Records:

::::

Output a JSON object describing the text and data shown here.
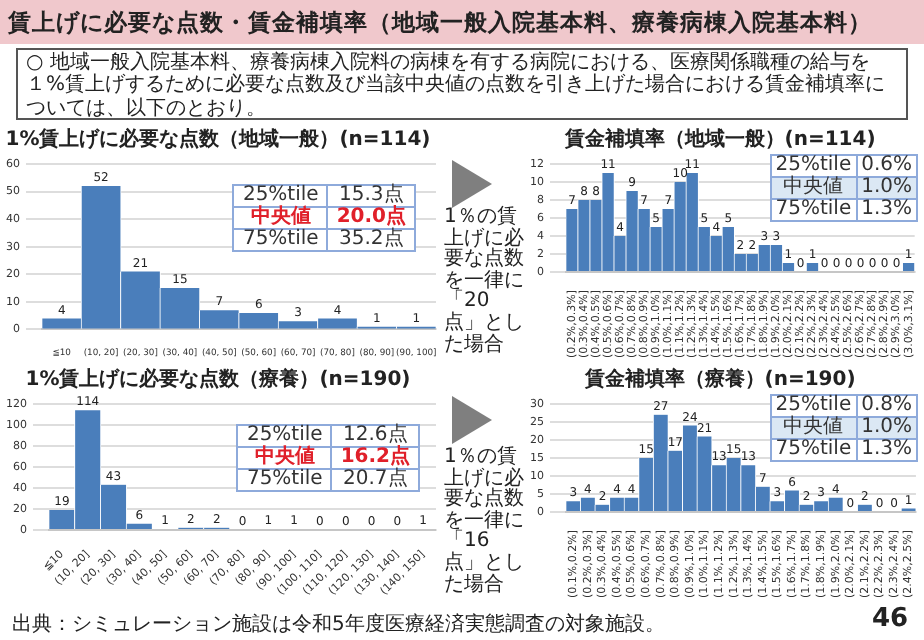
{
  "chart_data": [
    {
      "type": "bar",
      "title": "1%賃上げに必要な点数（地域一般）(n=114)",
      "categories": [
        "≦10",
        "(10, 20]",
        "(20, 30]",
        "(30, 40]",
        "(40, 50]",
        "(50, 60]",
        "(60, 70]",
        "(70, 80]",
        "(80, 90]",
        "(90, 100]"
      ],
      "values": [
        4,
        52,
        21,
        15,
        7,
        6,
        3,
        4,
        1,
        1
      ],
      "color": "#4a7ebb",
      "ylim": [
        0,
        60
      ],
      "yticks": [
        0,
        10,
        20,
        30,
        40,
        50,
        60
      ],
      "grid": "y",
      "data_labels": true,
      "annotations": [
        "25%tile",
        "15.3点",
        "中央値",
        "20.0点",
        "75%tile",
        "35.2点",
        "賃上げに必要な点数・賃金補填率（地域一般入院基本料、療養病棟入院基本料）",
        "○ 地域一般入院基本料、療養病棟入院料の病棟を有する病院における、医療関係職種の給与を１%賃上げするために必要な点数及び当該中央値の点数を引き上げた場合における賃金補填率については、以下のとおり。"
      ]
    },
    {
      "type": "bar",
      "title": "1%賃上げに必要な点数（療養）(n=190)",
      "categories": [
        "≦10",
        "(10, 20]",
        "(20, 30]",
        "(30, 40]",
        "(40, 50]",
        "(50, 60]",
        "(60, 70]",
        "(70, 80]",
        "(80, 90]",
        "(90, 100]",
        "(100, 110]",
        "(110, 120]",
        "(120, 130]",
        "(130, 140]",
        "(140, 150]"
      ],
      "values": [
        19,
        114,
        43,
        6,
        1,
        2,
        2,
        0,
        1,
        1,
        0,
        0,
        0,
        0,
        1
      ],
      "color": "#4a7ebb",
      "ylim": [
        0,
        120
      ],
      "yticks": [
        0,
        20,
        40,
        60,
        80,
        100,
        120
      ],
      "grid": "y",
      "data_labels": true,
      "annotations": [
        "25%tile",
        "12.6点",
        "中央値",
        "16.2点",
        "75%tile",
        "20.7点",
        "出典：シミュレーション施設は令和5年度医療経済実態調査の対象施設。"
      ]
    },
    {
      "type": "bar",
      "title": "賃金補填率（地域一般）(n=114)",
      "categories": [
        "(0.2%,0.3%]",
        "(0.3%,0.4%]",
        "(0.4%,0.5%]",
        "(0.5%,0.6%]",
        "(0.6%,0.7%]",
        "(0.7%,0.8%]",
        "(0.8%,0.9%]",
        "(0.9%,1.0%]",
        "(1.0%,1.1%]",
        "(1.1%,1.2%]",
        "(1.2%,1.3%]",
        "(1.3%,1.4%]",
        "(1.4%,1.5%]",
        "(1.5%,1.6%]",
        "(1.6%,1.7%]",
        "(1.7%,1.8%]",
        "(1.8%,1.9%]",
        "(1.9%,2.0%]",
        "(2.0%,2.1%]",
        "(2.1%,2.2%]",
        "(2.2%,2.3%]",
        "(2.3%,2.4%]",
        "(2.4%,2.5%]",
        "(2.5%,2.6%]",
        "(2.6%,2.7%]",
        "(2.7%,2.8%]",
        "(2.8%,2.9%]",
        "(2.9%,3.0%]",
        "(3.0%,3.1%]"
      ],
      "values": [
        7,
        8,
        8,
        11,
        4,
        9,
        7,
        5,
        7,
        10,
        11,
        5,
        4,
        5,
        2,
        2,
        3,
        3,
        1,
        0,
        1,
        0,
        0,
        0,
        0,
        0,
        0,
        0,
        1
      ],
      "color": "#4a7ebb",
      "ylim": [
        0,
        12
      ],
      "yticks": [
        0,
        2,
        4,
        6,
        8,
        10,
        12
      ],
      "grid": "y",
      "data_labels": true,
      "annotations": [
        "25%tile",
        "0.6%",
        "中央値",
        "1.0%",
        "75%tile",
        "1.3%",
        "1％の賃上げに必要な点数を一律に「20点」とした場合"
      ]
    },
    {
      "type": "bar",
      "title": "賃金補填率（療養）(n=190)",
      "categories": [
        "(0.1%,0.2%]",
        "(0.2%,0.3%]",
        "(0.3%,0.4%]",
        "(0.4%,0.5%]",
        "(0.5%,0.6%]",
        "(0.6%,0.7%]",
        "(0.7%,0.8%]",
        "(0.8%,0.9%]",
        "(0.9%,1.0%]",
        "(1.0%,1.1%]",
        "(1.1%,1.2%]",
        "(1.2%,1.3%]",
        "(1.3%,1.4%]",
        "(1.4%,1.5%]",
        "(1.5%,1.6%]",
        "(1.6%,1.7%]",
        "(1.7%,1.8%]",
        "(1.8%,1.9%]",
        "(1.9%,2.0%]",
        "(2.0%,2.1%]",
        "(2.1%,2.2%]",
        "(2.2%,2.3%]",
        "(2.3%,2.4%]",
        "(2.4%,2.5%]"
      ],
      "values": [
        3,
        4,
        2,
        4,
        4,
        15,
        27,
        17,
        24,
        21,
        13,
        15,
        13,
        7,
        3,
        6,
        2,
        3,
        4,
        0,
        2,
        0,
        0,
        1
      ],
      "color": "#4a7ebb",
      "ylim": [
        0,
        30
      ],
      "yticks": [
        0,
        5,
        10,
        15,
        20,
        25,
        30
      ],
      "grid": "y",
      "data_labels": true,
      "annotations": [
        "25%tile",
        "0.8%",
        "中央値",
        "1.0%",
        "75%tile",
        "1.3%",
        "1％の賃上げに必要な点数を一律に「16点」とした場合",
        "46"
      ]
    }
  ]
}
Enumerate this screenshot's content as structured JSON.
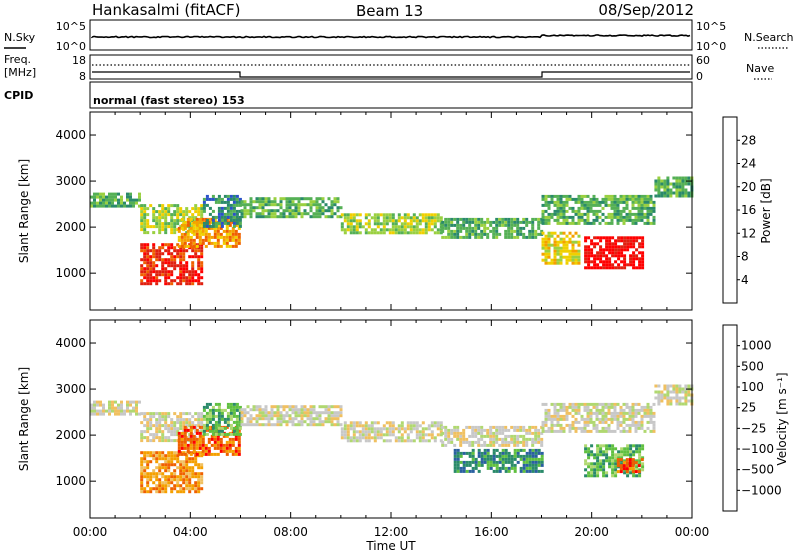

::::

WHAT THE EXERCISE ASKS: Leaving out the pictures, repeat the data above exactly.

TASK RESPONSE:
Output a JSON object describing the text and data shown here.
{
  "chart_data": [
    {
      "type": "bar",
      "title": "1%賃上げに必要な点数（地域一般）(n=114)",
      "categories": [
        "≦10",
        "(10, 20]",
        "(20, 30]",
        "(30, 40]",
        "(40, 50]",
        "(50, 60]",
        "(60, 70]",
        "(70, 80]",
        "(80, 90]",
        "(90, 100]"
      ],
      "values": [
        4,
        52,
        21,
        15,
        7,
        6,
        3,
        4,
        1,
        1
      ],
      "color": "#4a7ebb",
      "ylim": [
        0,
        60
      ],
      "yticks": [
        0,
        10,
        20,
        30,
        40,
        50,
        60
      ],
      "grid": "y",
      "data_labels": true,
      "annotations": [
        "25%tile",
        "15.3点",
        "中央値",
        "20.0点",
        "75%tile",
        "35.2点",
        "賃上げに必要な点数・賃金補填率（地域一般入院基本料、療養病棟入院基本料）",
        "○ 地域一般入院基本料、療養病棟入院料の病棟を有する病院における、医療関係職種の給与を１%賃上げするために必要な点数及び当該中央値の点数を引き上げた場合における賃金補填率については、以下のとおり。"
      ]
    },
    {
      "type": "bar",
      "title": "1%賃上げに必要な点数（療養）(n=190)",
      "categories": [
        "≦10",
        "(10, 20]",
        "(20, 30]",
        "(30, 40]",
        "(40, 50]",
        "(50, 60]",
        "(60, 70]",
        "(70, 80]",
        "(80, 90]",
        "(90, 100]",
        "(100, 110]",
        "(110, 120]",
        "(120, 130]",
        "(130, 140]",
        "(140, 150]"
      ],
      "values": [
        19,
        114,
        43,
        6,
        1,
        2,
        2,
        0,
        1,
        1,
        0,
        0,
        0,
        0,
        1
      ],
      "color": "#4a7ebb",
      "ylim": [
        0,
        120
      ],
      "yticks": [
        0,
        20,
        40,
        60,
        80,
        100,
        120
      ],
      "grid": "y",
      "data_labels": true,
      "annotations": [
        "25%tile",
        "12.6点",
        "中央値",
        "16.2点",
        "75%tile",
        "20.7点",
        "出典：シミュレーション施設は令和5年度医療経済実態調査の対象施設。"
      ]
    },
    {
      "type": "bar",
      "title": "賃金補填率（地域一般）(n=114)",
      "categories": [
        "(0.2%,0.3%]",
        "(0.3%,0.4%]",
        "(0.4%,0.5%]",
        "(0.5%,0.6%]",
        "(0.6%,0.7%]",
        "(0.7%,0.8%]",
        "(0.8%,0.9%]",
        "(0.9%,1.0%]",
        "(1.0%,1.1%]",
        "(1.1%,1.2%]",
        "(1.2%,1.3%]",
        "(1.3%,1.4%]",
        "(1.4%,1.5%]",
        "(1.5%,1.6%]",
        "(1.6%,1.7%]",
        "(1.7%,1.8%]",
        "(1.8%,1.9%]",
        "(1.9%,2.0%]",
        "(2.0%,2.1%]",
        "(2.1%,2.2%]",
        "(2.2%,2.3%]",
        "(2.3%,2.4%]",
        "(2.4%,2.5%]",
        "(2.5%,2.6%]",
        "(2.6%,2.7%]",
        "(2.7%,2.8%]",
        "(2.8%,2.9%]",
        "(2.9%,3.0%]",
        "(3.0%,3.1%]"
      ],
      "values": [
        7,
        8,
        8,
        11,
        4,
        9,
        7,
        5,
        7,
        10,
        11,
        5,
        4,
        5,
        2,
        2,
        3,
        3,
        1,
        0,
        1,
        0,
        0,
        0,
        0,
        0,
        0,
        0,
        1
      ],
      "color": "#4a7ebb",
      "ylim": [
        0,
        12
      ],
      "yticks": [
        0,
        2,
        4,
        6,
        8,
        10,
        12
      ],
      "grid": "y",
      "data_labels": true,
      "annotations": [
        "25%tile",
        "0.6%",
        "中央値",
        "1.0%",
        "75%tile",
        "1.3%",
        "1％の賃上げに必要な点数を一律に「20点」とした場合"
      ]
    },
    {
      "type": "bar",
      "title": "賃金補填率（療養）(n=190)",
      "categories": [
        "(0.1%,0.2%]",
        "(0.2%,0.3%]",
        "(0.3%,0.4%]",
        "(0.4%,0.5%]",
        "(0.5%,0.6%]",
        "(0.6%,0.7%]",
        "(0.7%,0.8%]",
        "(0.8%,0.9%]",
        "(0.9%,1.0%]",
        "(1.0%,1.1%]",
        "(1.1%,1.2%]",
        "(1.2%,1.3%]",
        "(1.3%,1.4%]",
        "(1.4%,1.5%]",
        "(1.5%,1.6%]",
        "(1.6%,1.7%]",
        "(1.7%,1.8%]",
        "(1.8%,1.9%]",
        "(1.9%,2.0%]",
        "(2.0%,2.1%]",
        "(2.1%,2.2%]",
        "(2.2%,2.3%]",
        "(2.3%,2.4%]",
        "(2.4%,2.5%]"
      ],
      "values": [
        3,
        4,
        2,
        4,
        4,
        15,
        27,
        17,
        24,
        21,
        13,
        15,
        13,
        7,
        3,
        6,
        2,
        3,
        4,
        0,
        2,
        0,
        0,
        1
      ],
      "color": "#4a7ebb",
      "ylim": [
        0,
        30
      ],
      "yticks": [
        0,
        5,
        10,
        15,
        20,
        25,
        30
      ],
      "grid": "y",
      "data_labels": true,
      "annotations": [
        "25%tile",
        "0.8%",
        "中央値",
        "1.0%",
        "75%tile",
        "1.3%",
        "1％の賃上げに必要な点数を一律に「16点」とした場合",
        "46"
      ]
    }
  ]
}
Enumerate this screenshot's content as structured JSON.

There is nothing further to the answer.